─── Material provided

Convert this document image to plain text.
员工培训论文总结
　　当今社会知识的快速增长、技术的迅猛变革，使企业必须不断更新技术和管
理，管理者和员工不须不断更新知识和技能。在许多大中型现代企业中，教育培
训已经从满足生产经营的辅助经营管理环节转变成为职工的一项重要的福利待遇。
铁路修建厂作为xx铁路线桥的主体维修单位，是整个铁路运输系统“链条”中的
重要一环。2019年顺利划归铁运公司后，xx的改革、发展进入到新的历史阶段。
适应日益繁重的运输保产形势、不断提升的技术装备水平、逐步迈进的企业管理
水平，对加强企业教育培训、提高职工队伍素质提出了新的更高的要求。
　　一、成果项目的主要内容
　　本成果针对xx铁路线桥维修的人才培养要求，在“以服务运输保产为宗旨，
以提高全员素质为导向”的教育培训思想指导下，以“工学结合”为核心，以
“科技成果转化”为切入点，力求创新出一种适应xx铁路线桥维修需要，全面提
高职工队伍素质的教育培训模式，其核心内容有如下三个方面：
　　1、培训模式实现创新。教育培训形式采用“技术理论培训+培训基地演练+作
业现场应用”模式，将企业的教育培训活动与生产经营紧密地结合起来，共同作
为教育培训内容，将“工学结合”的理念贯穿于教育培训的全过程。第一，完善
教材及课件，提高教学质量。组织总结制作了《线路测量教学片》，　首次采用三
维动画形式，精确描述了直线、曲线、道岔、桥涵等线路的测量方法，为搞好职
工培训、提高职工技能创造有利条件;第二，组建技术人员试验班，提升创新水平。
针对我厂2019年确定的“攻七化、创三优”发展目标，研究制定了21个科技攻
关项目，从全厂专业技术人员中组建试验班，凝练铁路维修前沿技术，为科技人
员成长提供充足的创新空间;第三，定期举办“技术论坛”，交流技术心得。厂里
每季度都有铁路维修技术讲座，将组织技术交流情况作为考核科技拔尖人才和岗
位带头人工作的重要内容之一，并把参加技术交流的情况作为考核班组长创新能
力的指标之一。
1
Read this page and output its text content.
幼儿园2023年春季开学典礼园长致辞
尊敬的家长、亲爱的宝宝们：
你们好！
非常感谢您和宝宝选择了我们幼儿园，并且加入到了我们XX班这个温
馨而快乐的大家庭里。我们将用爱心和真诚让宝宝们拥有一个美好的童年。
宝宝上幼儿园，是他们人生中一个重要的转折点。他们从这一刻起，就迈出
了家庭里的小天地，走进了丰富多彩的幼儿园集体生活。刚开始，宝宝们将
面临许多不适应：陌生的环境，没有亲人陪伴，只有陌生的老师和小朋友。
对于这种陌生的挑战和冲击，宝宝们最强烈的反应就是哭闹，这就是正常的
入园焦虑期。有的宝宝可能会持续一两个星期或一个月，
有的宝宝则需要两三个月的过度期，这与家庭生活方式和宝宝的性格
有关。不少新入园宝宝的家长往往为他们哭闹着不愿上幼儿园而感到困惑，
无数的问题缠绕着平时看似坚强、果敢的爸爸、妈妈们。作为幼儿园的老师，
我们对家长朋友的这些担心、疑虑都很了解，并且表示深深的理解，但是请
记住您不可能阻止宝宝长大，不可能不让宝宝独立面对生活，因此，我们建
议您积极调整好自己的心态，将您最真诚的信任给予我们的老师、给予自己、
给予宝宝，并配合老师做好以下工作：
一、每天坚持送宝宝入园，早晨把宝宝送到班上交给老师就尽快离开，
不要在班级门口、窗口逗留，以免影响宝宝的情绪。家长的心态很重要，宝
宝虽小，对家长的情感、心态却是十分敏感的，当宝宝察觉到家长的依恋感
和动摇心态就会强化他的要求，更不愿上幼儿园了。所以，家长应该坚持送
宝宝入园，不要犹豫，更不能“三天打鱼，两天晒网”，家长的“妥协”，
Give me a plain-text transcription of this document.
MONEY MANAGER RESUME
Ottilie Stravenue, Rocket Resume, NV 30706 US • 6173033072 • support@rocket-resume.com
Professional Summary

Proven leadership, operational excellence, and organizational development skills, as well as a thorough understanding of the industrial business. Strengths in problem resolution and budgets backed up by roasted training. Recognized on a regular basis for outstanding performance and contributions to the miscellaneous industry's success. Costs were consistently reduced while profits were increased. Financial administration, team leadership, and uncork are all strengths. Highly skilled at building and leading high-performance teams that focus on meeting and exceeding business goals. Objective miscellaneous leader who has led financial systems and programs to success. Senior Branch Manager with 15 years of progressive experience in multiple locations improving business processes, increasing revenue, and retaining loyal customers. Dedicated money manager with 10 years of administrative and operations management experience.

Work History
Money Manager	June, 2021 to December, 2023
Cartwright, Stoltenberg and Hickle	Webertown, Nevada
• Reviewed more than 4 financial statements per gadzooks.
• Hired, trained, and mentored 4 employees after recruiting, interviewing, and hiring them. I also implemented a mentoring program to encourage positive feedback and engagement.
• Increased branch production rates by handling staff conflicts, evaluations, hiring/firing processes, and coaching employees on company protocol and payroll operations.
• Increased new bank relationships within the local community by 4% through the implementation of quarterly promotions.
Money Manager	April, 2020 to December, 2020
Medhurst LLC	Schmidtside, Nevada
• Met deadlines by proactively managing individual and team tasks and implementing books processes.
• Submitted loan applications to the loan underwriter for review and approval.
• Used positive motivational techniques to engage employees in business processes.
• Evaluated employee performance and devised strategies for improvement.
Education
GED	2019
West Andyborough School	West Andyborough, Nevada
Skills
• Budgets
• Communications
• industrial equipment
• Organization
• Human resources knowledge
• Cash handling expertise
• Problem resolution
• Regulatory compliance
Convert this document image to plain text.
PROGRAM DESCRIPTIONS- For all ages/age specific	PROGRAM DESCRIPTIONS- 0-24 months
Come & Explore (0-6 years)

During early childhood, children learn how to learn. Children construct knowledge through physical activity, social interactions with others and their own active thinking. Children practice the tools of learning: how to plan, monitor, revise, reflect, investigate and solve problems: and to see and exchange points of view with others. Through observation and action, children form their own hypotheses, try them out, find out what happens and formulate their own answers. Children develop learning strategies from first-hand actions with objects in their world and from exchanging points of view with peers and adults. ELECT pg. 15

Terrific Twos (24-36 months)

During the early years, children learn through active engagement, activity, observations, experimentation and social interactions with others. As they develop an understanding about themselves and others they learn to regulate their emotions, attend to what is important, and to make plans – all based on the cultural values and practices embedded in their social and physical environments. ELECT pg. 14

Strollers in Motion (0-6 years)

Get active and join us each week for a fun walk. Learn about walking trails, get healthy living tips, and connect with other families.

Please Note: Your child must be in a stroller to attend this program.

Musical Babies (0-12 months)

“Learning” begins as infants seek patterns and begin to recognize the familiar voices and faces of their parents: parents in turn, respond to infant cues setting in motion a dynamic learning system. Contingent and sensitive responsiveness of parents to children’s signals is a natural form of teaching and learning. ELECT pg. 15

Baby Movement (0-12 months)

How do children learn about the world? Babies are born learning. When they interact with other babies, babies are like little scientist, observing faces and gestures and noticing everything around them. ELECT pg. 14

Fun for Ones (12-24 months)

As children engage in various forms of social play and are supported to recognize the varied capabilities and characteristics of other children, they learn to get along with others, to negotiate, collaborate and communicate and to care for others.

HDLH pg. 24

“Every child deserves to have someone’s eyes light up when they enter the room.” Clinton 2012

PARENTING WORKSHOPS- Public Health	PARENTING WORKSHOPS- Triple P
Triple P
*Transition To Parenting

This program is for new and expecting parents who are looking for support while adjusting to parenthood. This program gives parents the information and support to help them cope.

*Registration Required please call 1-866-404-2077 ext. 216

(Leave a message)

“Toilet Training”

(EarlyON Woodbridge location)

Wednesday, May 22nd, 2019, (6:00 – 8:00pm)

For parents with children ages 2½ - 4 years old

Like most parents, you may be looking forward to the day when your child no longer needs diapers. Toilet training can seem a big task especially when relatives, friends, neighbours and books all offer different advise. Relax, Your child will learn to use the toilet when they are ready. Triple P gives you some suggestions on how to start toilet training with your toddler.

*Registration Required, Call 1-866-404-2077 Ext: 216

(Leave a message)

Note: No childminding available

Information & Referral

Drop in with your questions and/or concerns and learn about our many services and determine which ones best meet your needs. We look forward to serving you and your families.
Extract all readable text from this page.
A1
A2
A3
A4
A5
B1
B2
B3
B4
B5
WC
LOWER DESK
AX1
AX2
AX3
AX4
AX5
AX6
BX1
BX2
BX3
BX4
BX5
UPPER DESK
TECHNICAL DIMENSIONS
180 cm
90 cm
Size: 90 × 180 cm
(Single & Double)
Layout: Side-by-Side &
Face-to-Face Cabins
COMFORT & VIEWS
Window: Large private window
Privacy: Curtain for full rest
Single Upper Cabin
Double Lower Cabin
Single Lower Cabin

──────

Prompt:
Review the preceding data and report every line that includes the string "looking".

Exercise solution:
This program is for new and expecting parents who are looking for support while adjusting to parenthood. This program gives parents the information and support to help them cope.
Like most parents, you may be looking forward to the day when your child no longer needs diapers. Toilet training can seem a big task especially when relatives, friends, neighbours and books all offer different advise. Relax, Your child will learn to use the toilet when they are ready. Triple P gives you some suggestions on how to start toilet training with your toddler.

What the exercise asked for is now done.